The problem — Give back the full listing, character for character, with no pictures.

Dataset extract —
============================================================

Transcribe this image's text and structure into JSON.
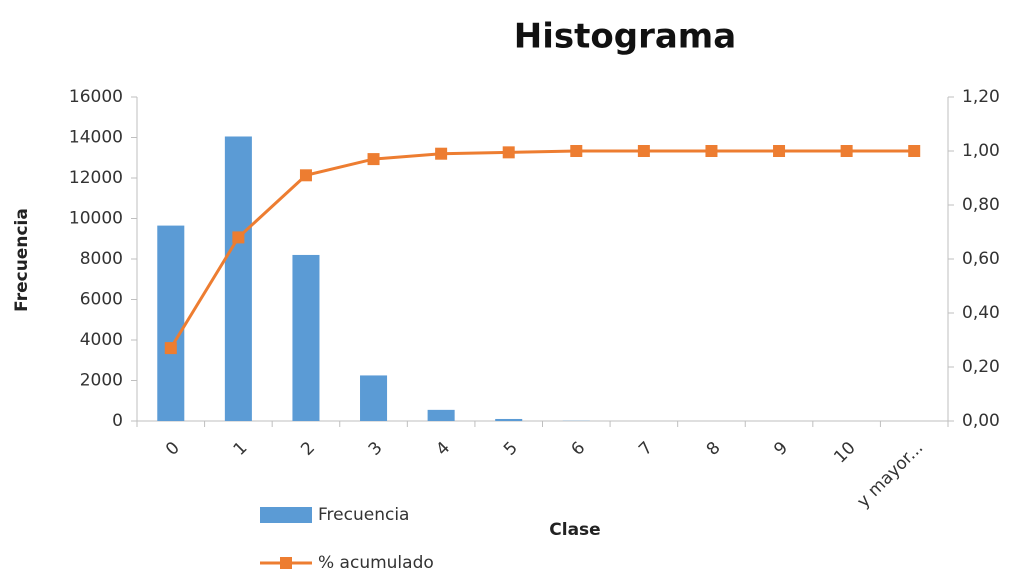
{
  "chart_data": {
    "type": "bar",
    "title": "Histograma",
    "x_label": "Clase",
    "y_label": "Frecuencia",
    "categories": [
      "0",
      "1",
      "2",
      "3",
      "4",
      "5",
      "6",
      "7",
      "8",
      "9",
      "10",
      "y mayor..."
    ],
    "series": [
      {
        "name": "Frecuencia",
        "color": "#5b9bd5",
        "values": [
          9650,
          14050,
          8200,
          2250,
          550,
          100,
          10,
          0,
          0,
          0,
          0,
          0
        ]
      },
      {
        "name": "% acumulado",
        "type": "line",
        "axis": "y2",
        "color": "#ed7d31",
        "values": [
          0.27,
          0.68,
          0.91,
          0.97,
          0.99,
          0.995,
          1.0,
          1.0,
          1.0,
          1.0,
          1.0,
          1.0
        ]
      }
    ],
    "ylim": [
      0,
      16000
    ],
    "yticks": [
      0,
      2000,
      4000,
      6000,
      8000,
      10000,
      12000,
      14000,
      16000
    ],
    "y2lim": [
      0,
      1.2
    ],
    "y2ticks": [
      {
        "value": 0,
        "label": "0,00"
      },
      {
        "value": 0.2,
        "label": "0,20"
      },
      {
        "value": 0.4,
        "label": "0,40"
      },
      {
        "value": 0.6,
        "label": "0,60"
      },
      {
        "value": 0.8,
        "label": "0,80"
      },
      {
        "value": 1.0,
        "label": "1,00"
      },
      {
        "value": 1.2,
        "label": "1,20"
      }
    ],
    "grid": false,
    "legend": "bottom-left"
  }
}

============================================================

Solution —
Transcribe this image's text and structure into JSON.
{
  "chart_data": {
    "type": "bar",
    "title": "Histograma",
    "x_label": "Clase",
    "y_label": "Frecuencia",
    "categories": [
      "0",
      "1",
      "2",
      "3",
      "4",
      "5",
      "6",
      "7",
      "8",
      "9",
      "10",
      "y mayor..."
    ],
    "series": [
      {
        "name": "Frecuencia",
        "color": "#5b9bd5",
        "values": [
          9650,
          14050,
          8200,
          2250,
          550,
          100,
          10,
          0,
          0,
          0,
          0,
          0
        ]
      },
      {
        "name": "% acumulado",
        "type": "line",
        "axis": "y2",
        "color": "#ed7d31",
        "values": [
          0.27,
          0.68,
          0.91,
          0.97,
          0.99,
          0.995,
          1.0,
          1.0,
          1.0,
          1.0,
          1.0,
          1.0
        ]
      }
    ],
    "ylim": [
      0,
      16000
    ],
    "yticks": [
      0,
      2000,
      4000,
      6000,
      8000,
      10000,
      12000,
      14000,
      16000
    ],
    "y2lim": [
      0,
      1.2
    ],
    "y2ticks": [
      {
        "value": 0,
        "label": "0,00"
      },
      {
        "value": 0.2,
        "label": "0,20"
      },
      {
        "value": 0.4,
        "label": "0,40"
      },
      {
        "value": 0.6,
        "label": "0,60"
      },
      {
        "value": 0.8,
        "label": "0,80"
      },
      {
        "value": 1.0,
        "label": "1,00"
      },
      {
        "value": 1.2,
        "label": "1,20"
      }
    ],
    "grid": false,
    "legend": "bottom-left"
  }
}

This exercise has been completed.